▶ Instruction:
Seek out every line containing the word "subtitle", and copy each.

— BEGIN Stored rows —

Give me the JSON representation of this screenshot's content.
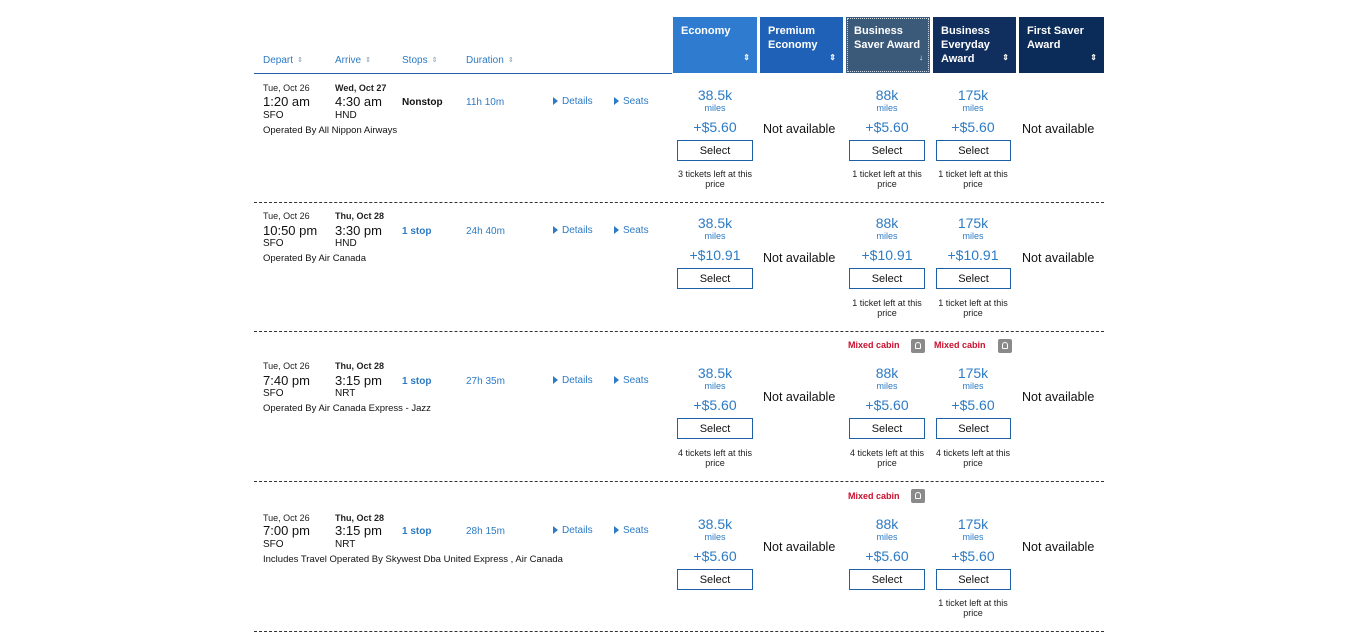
{
  "columns": {
    "depart": "Depart",
    "arrive": "Arrive",
    "stops": "Stops",
    "duration": "Duration",
    "sort_icon": "⇕"
  },
  "cabins": [
    {
      "label": "Economy",
      "sort_icon": "⇕"
    },
    {
      "label": "Premium Economy",
      "sort_icon": "⇕"
    },
    {
      "label": "Business Saver Award",
      "sort_icon": "↓"
    },
    {
      "label": "Business Everyday Award",
      "sort_icon": "⇕"
    },
    {
      "label": "First Saver Award",
      "sort_icon": "⇕"
    }
  ],
  "links": {
    "details": "Details",
    "seats": "Seats",
    "select": "Select",
    "miles": "miles",
    "not_available": "Not available",
    "mixed_cabin": "Mixed cabin"
  },
  "flights": [
    {
      "depart_date": "Tue, Oct 26",
      "depart_time": "1:20 am",
      "depart_airport": "SFO",
      "arrive_date": "Wed, Oct 27",
      "arrive_time": "4:30 am",
      "arrive_airport": "HND",
      "stops": "Nonstop",
      "duration": "11h 10m",
      "operated": "Operated By All Nippon Airways",
      "economy": {
        "miles": "38.5k",
        "tax": "+$5.60",
        "note": "3 tickets left at this price"
      },
      "business_saver": {
        "miles": "88k",
        "tax": "+$5.60",
        "note": "1 ticket left at this price"
      },
      "business_everyday": {
        "miles": "175k",
        "tax": "+$5.60",
        "note": "1 ticket left at this price"
      }
    },
    {
      "depart_date": "Tue, Oct 26",
      "depart_time": "10:50 pm",
      "depart_airport": "SFO",
      "arrive_date": "Thu, Oct 28",
      "arrive_time": "3:30 pm",
      "arrive_airport": "HND",
      "stops": "1 stop",
      "duration": "24h 40m",
      "operated": "Operated By Air Canada",
      "economy": {
        "miles": "38.5k",
        "tax": "+$10.91",
        "note": ""
      },
      "business_saver": {
        "miles": "88k",
        "tax": "+$10.91",
        "note": "1 ticket left at this price"
      },
      "business_everyday": {
        "miles": "175k",
        "tax": "+$10.91",
        "note": "1 ticket left at this price"
      }
    },
    {
      "depart_date": "Tue, Oct 26",
      "depart_time": "7:40 pm",
      "depart_airport": "SFO",
      "arrive_date": "Thu, Oct 28",
      "arrive_time": "3:15 pm",
      "arrive_airport": "NRT",
      "stops": "1 stop",
      "duration": "27h 35m",
      "operated": "Operated By Air Canada Express - Jazz",
      "economy": {
        "miles": "38.5k",
        "tax": "+$5.60",
        "note": "4 tickets left at this price"
      },
      "business_saver": {
        "miles": "88k",
        "tax": "+$5.60",
        "note": "4 tickets left at this price"
      },
      "business_everyday": {
        "miles": "175k",
        "tax": "+$5.60",
        "note": "4 tickets left at this price"
      }
    },
    {
      "depart_date": "Tue, Oct 26",
      "depart_time": "7:00 pm",
      "depart_airport": "SFO",
      "arrive_date": "Thu, Oct 28",
      "arrive_time": "3:15 pm",
      "arrive_airport": "NRT",
      "stops": "1 stop",
      "duration": "28h 15m",
      "operated": "Includes Travel Operated By Skywest Dba United Express , Air Canada",
      "economy": {
        "miles": "38.5k",
        "tax": "+$5.60",
        "note": ""
      },
      "business_saver": {
        "miles": "88k",
        "tax": "+$5.60",
        "note": ""
      },
      "business_everyday": {
        "miles": "175k",
        "tax": "+$5.60",
        "note": "1 ticket left at this price"
      }
    }
  ]
}
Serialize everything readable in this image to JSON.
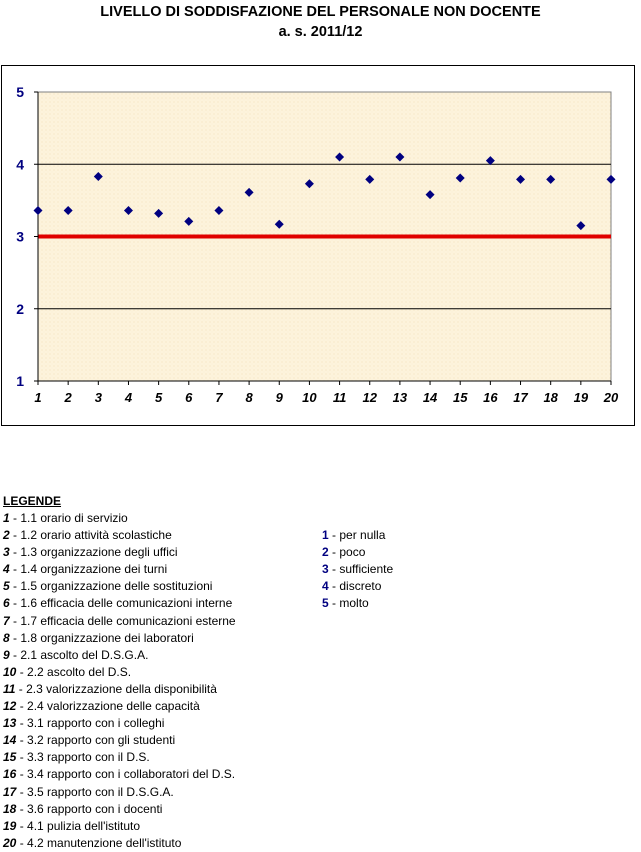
{
  "title": "LIVELLO DI SODDISFAZIONE DEL PERSONALE NON DOCENTE",
  "subtitle": "a. s. 2011/12",
  "chart_data": {
    "type": "scatter",
    "x": [
      1,
      2,
      3,
      4,
      5,
      6,
      7,
      8,
      9,
      10,
      11,
      12,
      13,
      14,
      15,
      16,
      17,
      18,
      19,
      20
    ],
    "y": [
      3.36,
      3.36,
      3.83,
      3.36,
      3.32,
      3.21,
      3.36,
      3.61,
      3.17,
      3.73,
      4.1,
      3.79,
      4.1,
      3.58,
      3.81,
      4.05,
      3.79,
      3.79,
      3.15,
      3.79
    ],
    "ylim": [
      1,
      5
    ],
    "yticks": [
      1,
      2,
      3,
      4,
      5
    ],
    "xticks": [
      1,
      2,
      3,
      4,
      5,
      6,
      7,
      8,
      9,
      10,
      11,
      12,
      13,
      14,
      15,
      16,
      17,
      18,
      19,
      20
    ],
    "reference_line": 3,
    "gridlines_y": [
      2,
      4
    ],
    "colors": {
      "marker": "#000080",
      "reference": "#e00000",
      "plot_background": "#fdf3dc",
      "tick_labels_y": "#000080",
      "tick_labels_x": "#000080"
    }
  },
  "legend": {
    "heading": "LEGENDE",
    "items": [
      {
        "num": "1",
        "text": " - 1.1 orario di servizio"
      },
      {
        "num": "2",
        "text": " - 1.2 orario attività scolastiche"
      },
      {
        "num": "3",
        "text": " - 1.3 organizzazione degli uffici"
      },
      {
        "num": "4",
        "text": " - 1.4 organizzazione dei turni"
      },
      {
        "num": "5",
        "text": " - 1.5 organizzazione delle sostituzioni"
      },
      {
        "num": "6",
        "text": " - 1.6 efficacia delle comunicazioni interne"
      },
      {
        "num": "7",
        "text": " - 1.7 efficacia delle comunicazioni esterne"
      },
      {
        "num": "8",
        "text": " - 1.8 organizzazione dei laboratori"
      },
      {
        "num": "9",
        "text": " - 2.1 ascolto del D.S.G.A."
      },
      {
        "num": "10",
        "text": " - 2.2 ascolto del D.S."
      },
      {
        "num": "11",
        "text": " - 2.3 valorizzazione della disponibilità"
      },
      {
        "num": "12",
        "text": " - 2.4 valorizzazione delle capacità"
      },
      {
        "num": "13",
        "text": " - 3.1 rapporto con i colleghi"
      },
      {
        "num": "14",
        "text": " - 3.2 rapporto con gli studenti"
      },
      {
        "num": "15",
        "text": " - 3.3 rapporto con il D.S."
      },
      {
        "num": "16",
        "text": " - 3.4 rapporto con i collaboratori del D.S."
      },
      {
        "num": "17",
        "text": " - 3.5 rapporto con il D.S.G.A."
      },
      {
        "num": "18",
        "text": " - 3.6 rapporto con i docenti"
      },
      {
        "num": "19",
        "text": " - 4.1 pulizia dell'istituto"
      },
      {
        "num": "20",
        "text": " - 4.2 manutenzione dell'istituto"
      }
    ],
    "scale": [
      {
        "num": "1",
        "text": " - per nulla"
      },
      {
        "num": "2",
        "text": " - poco"
      },
      {
        "num": "3",
        "text": " - sufficiente"
      },
      {
        "num": "4",
        "text": " - discreto"
      },
      {
        "num": "5",
        "text": " - molto"
      }
    ]
  }
}
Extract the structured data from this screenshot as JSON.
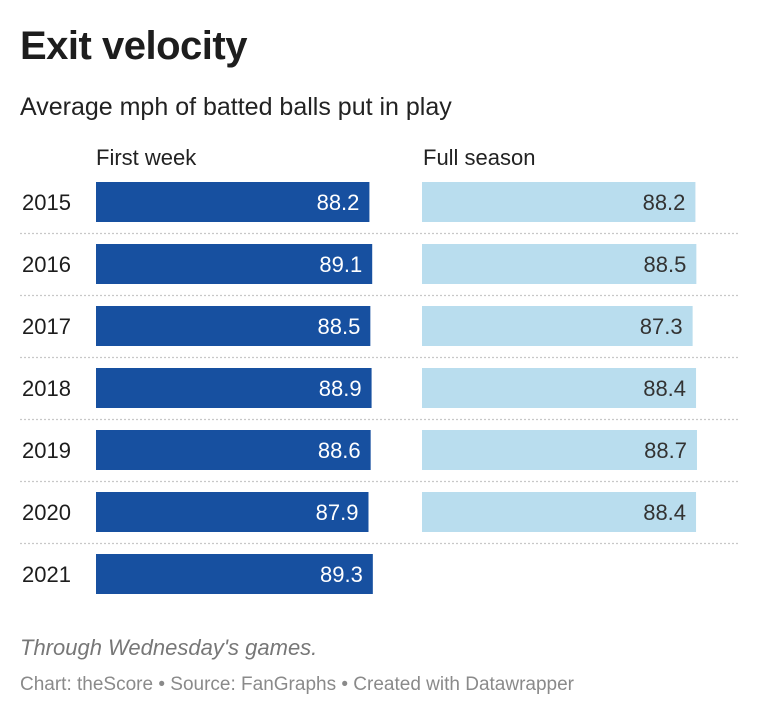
{
  "chart_data": {
    "type": "bar",
    "title": "Exit velocity",
    "subtitle": "Average mph of batted balls put in play",
    "categories": [
      "2015",
      "2016",
      "2017",
      "2018",
      "2019",
      "2020",
      "2021"
    ],
    "series": [
      {
        "name": "First week",
        "values": [
          88.2,
          89.1,
          88.5,
          88.9,
          88.6,
          87.9,
          89.3
        ],
        "color": "#1750a0"
      },
      {
        "name": "Full season",
        "values": [
          88.2,
          88.5,
          87.3,
          88.4,
          88.7,
          88.4,
          null
        ],
        "color": "#b9ddee"
      }
    ],
    "orientation": "horizontal",
    "grid": false
  },
  "notes": "Through Wednesday's games.",
  "credit": "Chart: theScore • Source: FanGraphs • Created with Datawrapper"
}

— END Stored rows —

▶ Written solution:
  "subtitle": "a. s. 2011/12",
    "subtitle": "Average mph of batted balls put in play",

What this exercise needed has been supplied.